Extracted data entries
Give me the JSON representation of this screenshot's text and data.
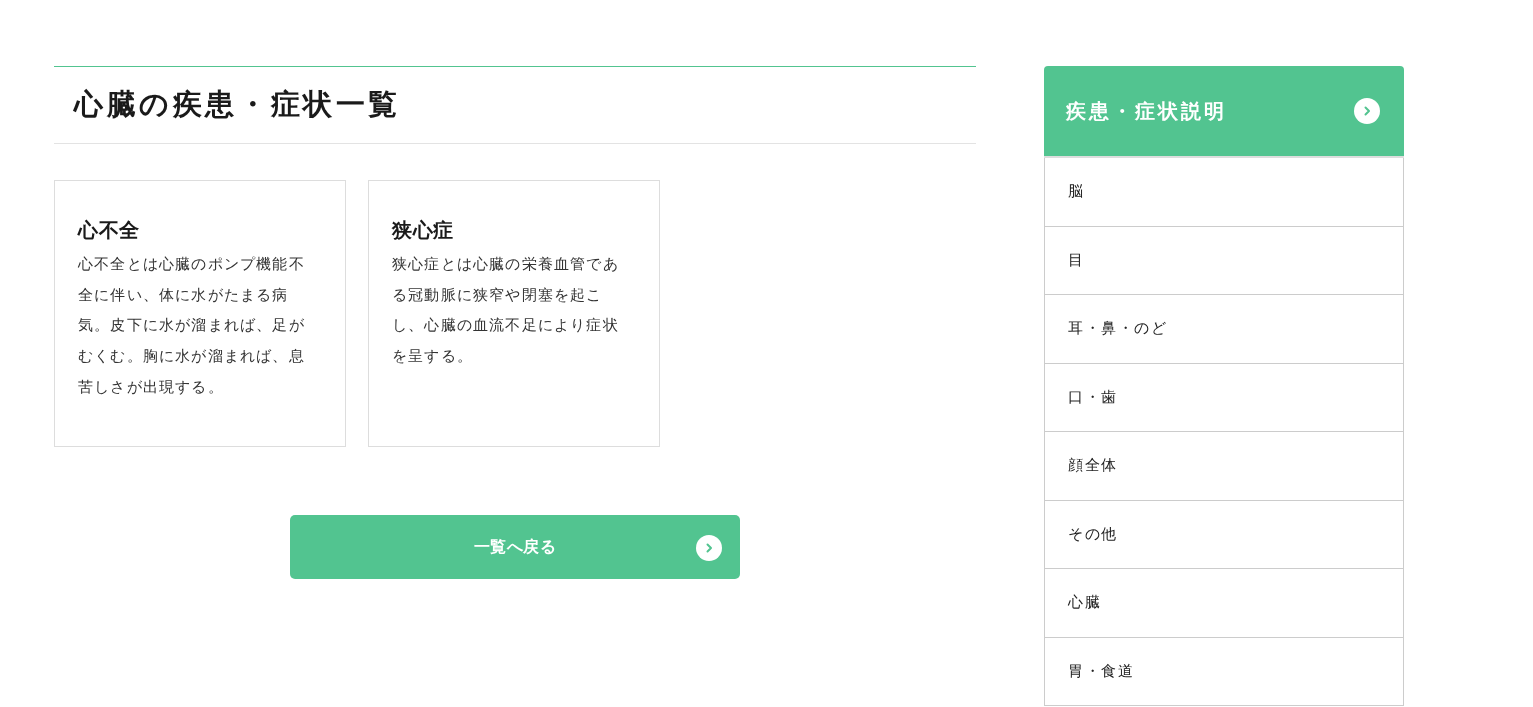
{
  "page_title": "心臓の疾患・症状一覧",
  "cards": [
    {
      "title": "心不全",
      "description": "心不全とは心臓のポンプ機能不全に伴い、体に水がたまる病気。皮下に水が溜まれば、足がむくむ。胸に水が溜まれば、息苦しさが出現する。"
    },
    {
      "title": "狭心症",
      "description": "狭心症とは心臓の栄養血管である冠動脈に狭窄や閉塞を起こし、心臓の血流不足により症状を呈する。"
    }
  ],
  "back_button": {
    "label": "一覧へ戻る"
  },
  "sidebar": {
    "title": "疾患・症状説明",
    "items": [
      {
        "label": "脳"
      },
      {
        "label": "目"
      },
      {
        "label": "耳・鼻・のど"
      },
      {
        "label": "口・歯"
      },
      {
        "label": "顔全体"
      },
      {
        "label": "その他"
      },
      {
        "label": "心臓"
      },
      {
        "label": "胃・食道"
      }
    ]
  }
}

...

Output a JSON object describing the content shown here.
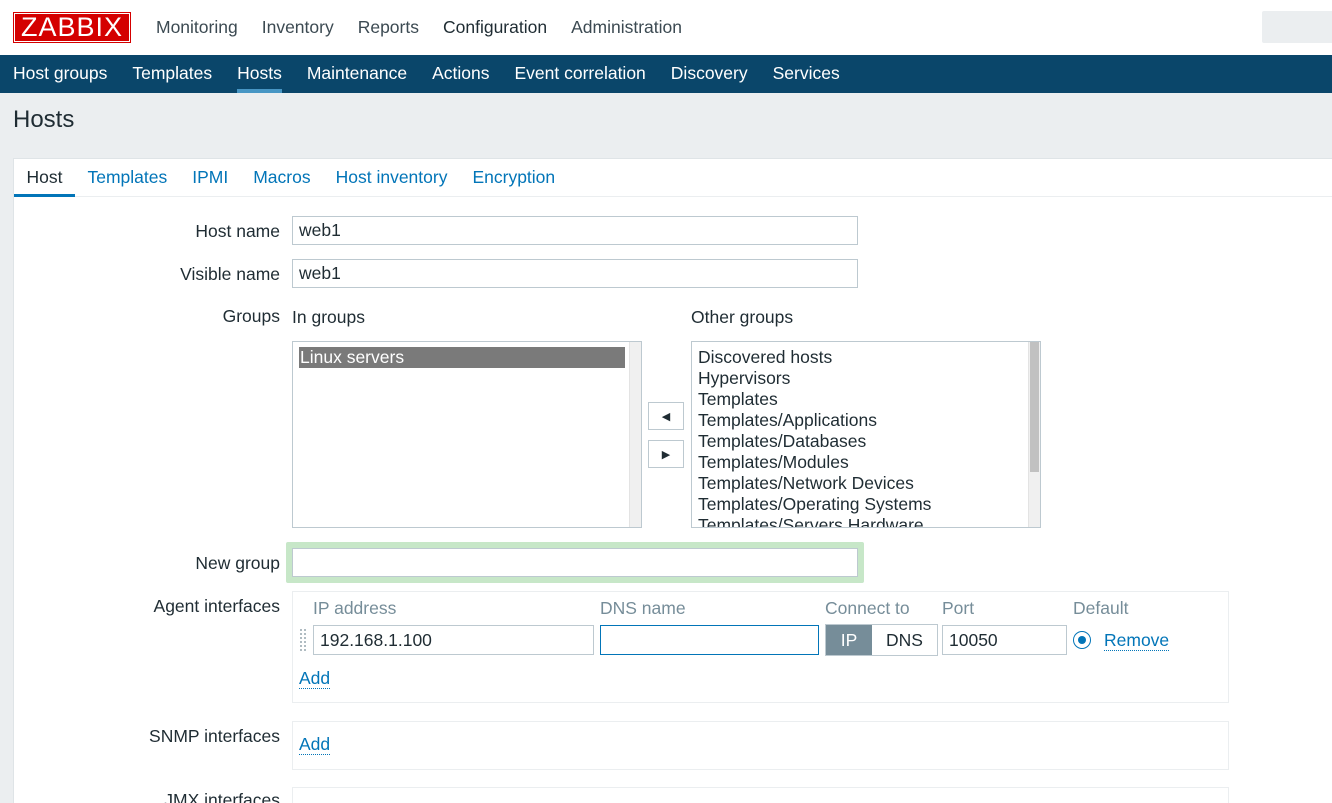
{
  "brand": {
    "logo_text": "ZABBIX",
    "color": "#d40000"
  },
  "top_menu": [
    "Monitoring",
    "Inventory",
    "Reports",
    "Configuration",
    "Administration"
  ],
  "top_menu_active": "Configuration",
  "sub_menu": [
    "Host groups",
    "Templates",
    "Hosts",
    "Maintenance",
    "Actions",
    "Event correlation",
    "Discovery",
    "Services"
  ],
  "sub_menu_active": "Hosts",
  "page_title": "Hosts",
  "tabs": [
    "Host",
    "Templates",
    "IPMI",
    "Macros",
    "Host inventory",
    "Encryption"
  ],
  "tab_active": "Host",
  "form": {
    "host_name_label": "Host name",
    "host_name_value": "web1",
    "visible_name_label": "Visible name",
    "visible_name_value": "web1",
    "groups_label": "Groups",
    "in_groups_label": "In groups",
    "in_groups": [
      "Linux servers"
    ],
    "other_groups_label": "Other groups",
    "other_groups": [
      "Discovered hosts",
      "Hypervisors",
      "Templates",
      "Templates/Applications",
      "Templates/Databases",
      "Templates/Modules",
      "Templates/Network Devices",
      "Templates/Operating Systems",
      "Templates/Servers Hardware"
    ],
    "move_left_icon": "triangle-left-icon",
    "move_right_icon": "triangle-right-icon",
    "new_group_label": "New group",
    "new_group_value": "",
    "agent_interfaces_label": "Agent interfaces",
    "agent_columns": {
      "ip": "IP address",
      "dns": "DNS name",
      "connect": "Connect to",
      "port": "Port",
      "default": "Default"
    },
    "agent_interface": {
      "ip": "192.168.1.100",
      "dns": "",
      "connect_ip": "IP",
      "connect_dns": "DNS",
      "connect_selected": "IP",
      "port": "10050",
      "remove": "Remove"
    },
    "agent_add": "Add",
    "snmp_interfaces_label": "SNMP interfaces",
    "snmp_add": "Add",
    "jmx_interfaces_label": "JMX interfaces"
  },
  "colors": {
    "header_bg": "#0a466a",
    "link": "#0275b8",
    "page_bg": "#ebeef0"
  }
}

### [Task description]
From the listing above, copy every line that includes the word "triangle".

### [Exercise response]
    "move_left_icon": "triangle-left-icon",
    "move_right_icon": "triangle-right-icon",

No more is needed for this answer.